*Excerpted records:*
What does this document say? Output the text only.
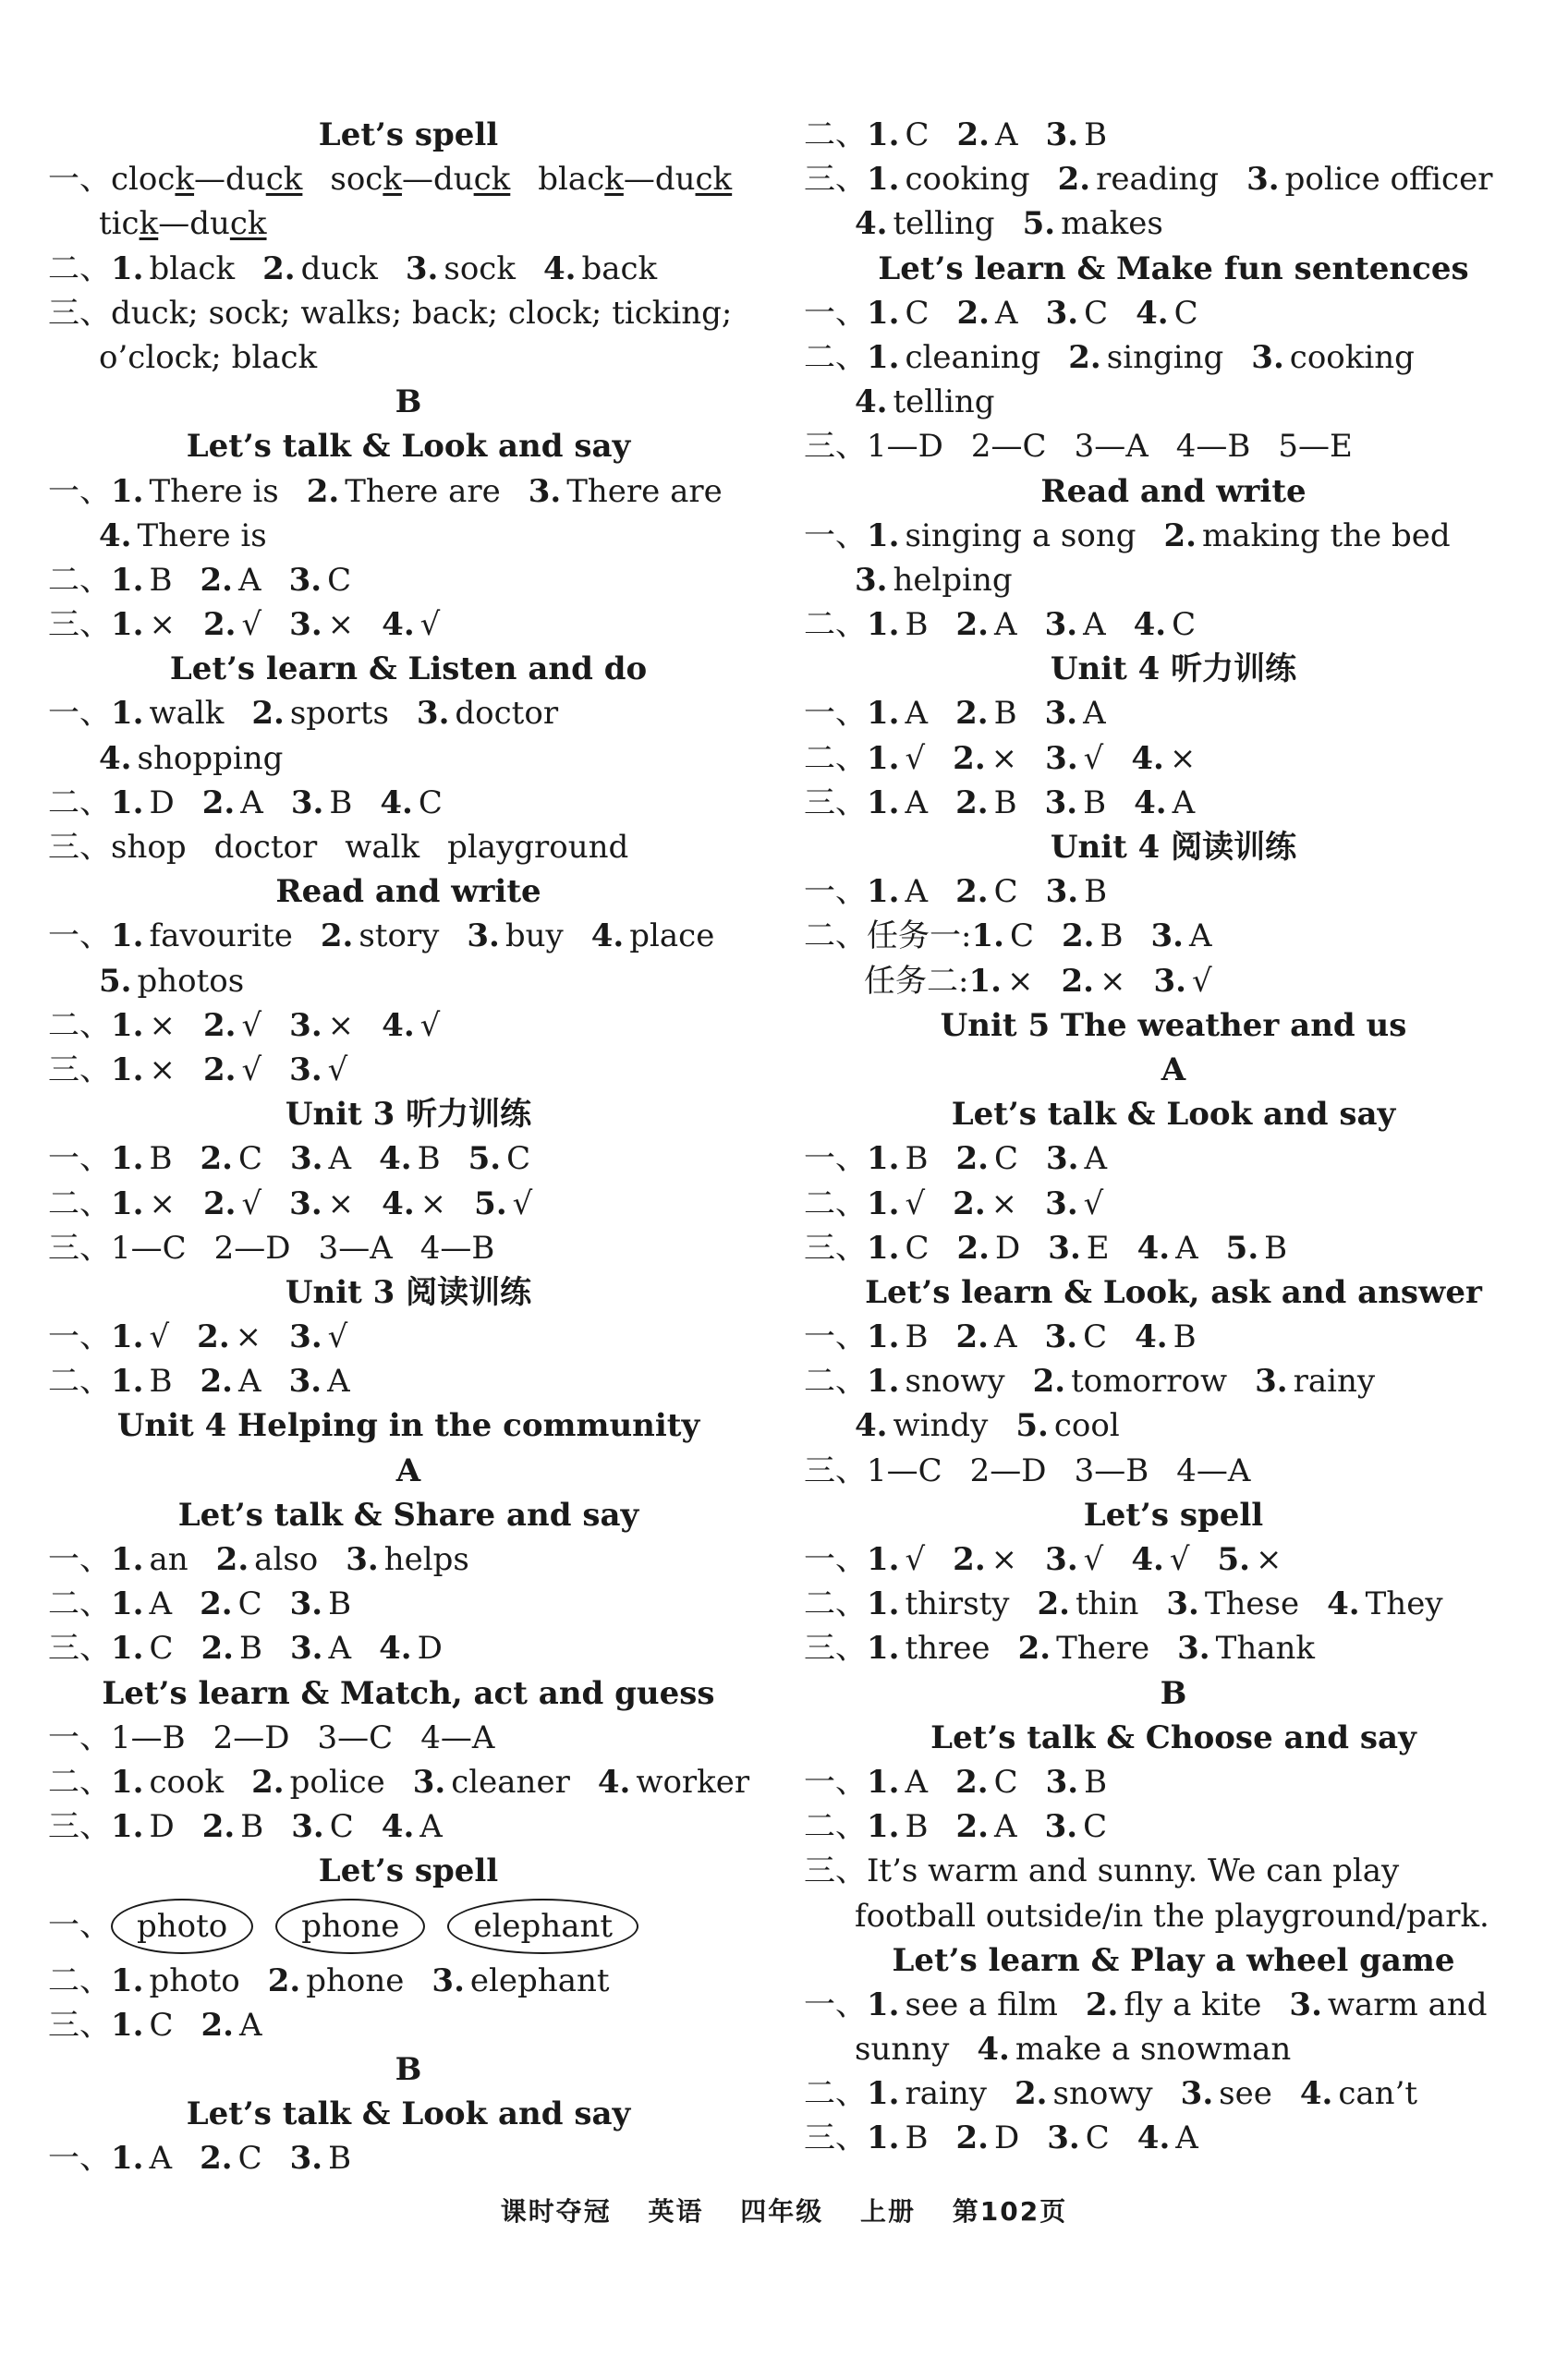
Let’s spell
一、clock—duck sock—duck black—duck
tick—duck
二、1. black 2. duck 3. sock 4. back
三、duck; sock; walks; back; clock; ticking;
o’clock; black
B
Let’s talk & Look and say
一、1. There is 2. There are 3. There are
4. There is
二、1. B 2. A 3. C
三、1. × 2. √ 3. × 4. √
Let’s learn & Listen and do
一、1. walk 2. sports 3. doctor
4. shopping
二、1. D 2. A 3. B 4. C
三、shop doctor walk playground
Read and write
一、1. favourite 2. story 3. buy 4. place
5. photos
二、1. × 2. √ 3. × 4. √
三、1. × 2. √ 3. √
Unit 3 听力训练
一、1. B 2. C 3. A 4. B 5. C
二、1. × 2. √ 3. × 4. × 5. √
三、1—C 2—D 3—A 4—B
Unit 3 阅读训练
一、1. √ 2. × 3. √
二、1. B 2. A 3. A
Unit 4 Helping in the community
A
Let’s talk & Share and say
一、1. an 2. also 3. helps
二、1. A 2. C 3. B
三、1. C 2. B 3. A 4. D
Let’s learn & Match, act and guess
一、1—B 2—D 3—C 4—A
二、1. cook 2. police 3. cleaner 4. worker
三、1. D 2. B 3. C 4. A
Let’s spell
一、 photo	phone	elephant
二、1. photo 2. phone 3. elephant
三、1. C 2. A
B
Let’s talk & Look and say
一、1. A 2. C 3. B
二、1. C 2. A 3. B
三、1. cooking 2. reading 3. police officer
4. telling 5. makes
Let’s learn & Make fun sentences
一、1. C 2. A 3. C 4. C
二、1. cleaning 2. singing 3. cooking
4. telling
三、1—D 2—C 3—A 4—B 5—E
Read and write
一、1. singing a song 2. making the bed
3. helping
二、1. B 2. A 3. A 4. C
Unit 4 听力训练
一、1. A 2. B 3. A
二、1. √ 2. × 3. √ 4. ×
三、1. A 2. B 3. B 4. A
Unit 4 阅读训练
一、1. A 2. C 3. B
二、任务一:1. C 2. B 3. A
任务二:1. × 2. × 3. √
Unit 5 The weather and us
A
Let’s talk & Look and say
一、1. B 2. C 3. A
二、1. √ 2. × 3. √
三、1. C 2. D 3. E 4. A 5. B
Let’s learn & Look, ask and answer
一、1. B 2. A 3. C 4. B
二、1. snowy 2. tomorrow 3. rainy
4. windy 5. cool
三、1—C 2—D 3—B 4—A
Let’s spell
一、1. √ 2. × 3. √ 4. √ 5. ×
二、1. thirsty 2. thin 3. These 4. They
三、1. three 2. There 3. Thank
B
Let’s talk & Choose and say
一、1. A 2. C 3. B
二、1. B 2. A 3. C
三、It’s warm and sunny. We can play
football outside/in the playground/park.
Let’s learn & Play a wheel game
一、1. see a film 2. fly a kite 3. warm and
sunny 4. make a snowman
二、1. rainy 2. snowy 3. see 4. can’t
三、1. B 2. D 3. C 4. A
课时夺冠 英语 四年级 上册 第102页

*Directive:* Every entry must be reproduced exactly, with the images left out.

*Finished task:*
What does this document say? Output the text only.
Let’s spell
一、clock—duck sock—duck black—duck
tick—duck
二、1. black 2. duck 3. sock 4. back
三、duck; sock; walks; back; clock; ticking;
o’clock; black
B
Let’s talk & Look and say
一、1. There is 2. There are 3. There are
4. There is
二、1. B 2. A 3. C
三、1. × 2. √ 3. × 4. √
Let’s learn & Listen and do
一、1. walk 2. sports 3. doctor
4. shopping
二、1. D 2. A 3. B 4. C
三、shop doctor walk playground
Read and write
一、1. favourite 2. story 3. buy 4. place
5. photos
二、1. × 2. √ 3. × 4. √
三、1. × 2. √ 3. √
Unit 3 听力训练
一、1. B 2. C 3. A 4. B 5. C
二、1. × 2. √ 3. × 4. × 5. √
三、1—C 2—D 3—A 4—B
Unit 3 阅读训练
一、1. √ 2. × 3. √
二、1. B 2. A 3. A
Unit 4 Helping in the community
A
Let’s talk & Share and say
一、1. an 2. also 3. helps
二、1. A 2. C 3. B
三、1. C 2. B 3. A 4. D
Let’s learn & Match, act and guess
一、1—B 2—D 3—C 4—A
二、1. cook 2. police 3. cleaner 4. worker
三、1. D 2. B 3. C 4. A
Let’s spell
一、 photo	phone	elephant
二、1. photo 2. phone 3. elephant
三、1. C 2. A
B
Let’s talk & Look and say
一、1. A 2. C 3. B
二、1. C 2. A 3. B
三、1. cooking 2. reading 3. police officer
4. telling 5. makes
Let’s learn & Make fun sentences
一、1. C 2. A 3. C 4. C
二、1. cleaning 2. singing 3. cooking
4. telling
三、1—D 2—C 3—A 4—B 5—E
Read and write
一、1. singing a song 2. making the bed
3. helping
二、1. B 2. A 3. A 4. C
Unit 4 听力训练
一、1. A 2. B 3. A
二、1. √ 2. × 3. √ 4. ×
三、1. A 2. B 3. B 4. A
Unit 4 阅读训练
一、1. A 2. C 3. B
二、任务一:1. C 2. B 3. A
任务二:1. × 2. × 3. √
Unit 5 The weather and us
A
Let’s talk & Look and say
一、1. B 2. C 3. A
二、1. √ 2. × 3. √
三、1. C 2. D 3. E 4. A 5. B
Let’s learn & Look, ask and answer
一、1. B 2. A 3. C 4. B
二、1. snowy 2. tomorrow 3. rainy
4. windy 5. cool
三、1—C 2—D 3—B 4—A
Let’s spell
一、1. √ 2. × 3. √ 4. √ 5. ×
二、1. thirsty 2. thin 3. These 4. They
三、1. three 2. There 3. Thank
B
Let’s talk & Choose and say
一、1. A 2. C 3. B
二、1. B 2. A 3. C
三、It’s warm and sunny. We can play
football outside/in the playground/park.
Let’s learn & Play a wheel game
一、1. see a film 2. fly a kite 3. warm and
sunny 4. make a snowman
二、1. rainy 2. snowy 3. see 4. can’t
三、1. B 2. D 3. C 4. A
课时夺冠 英语 四年级 上册 第102页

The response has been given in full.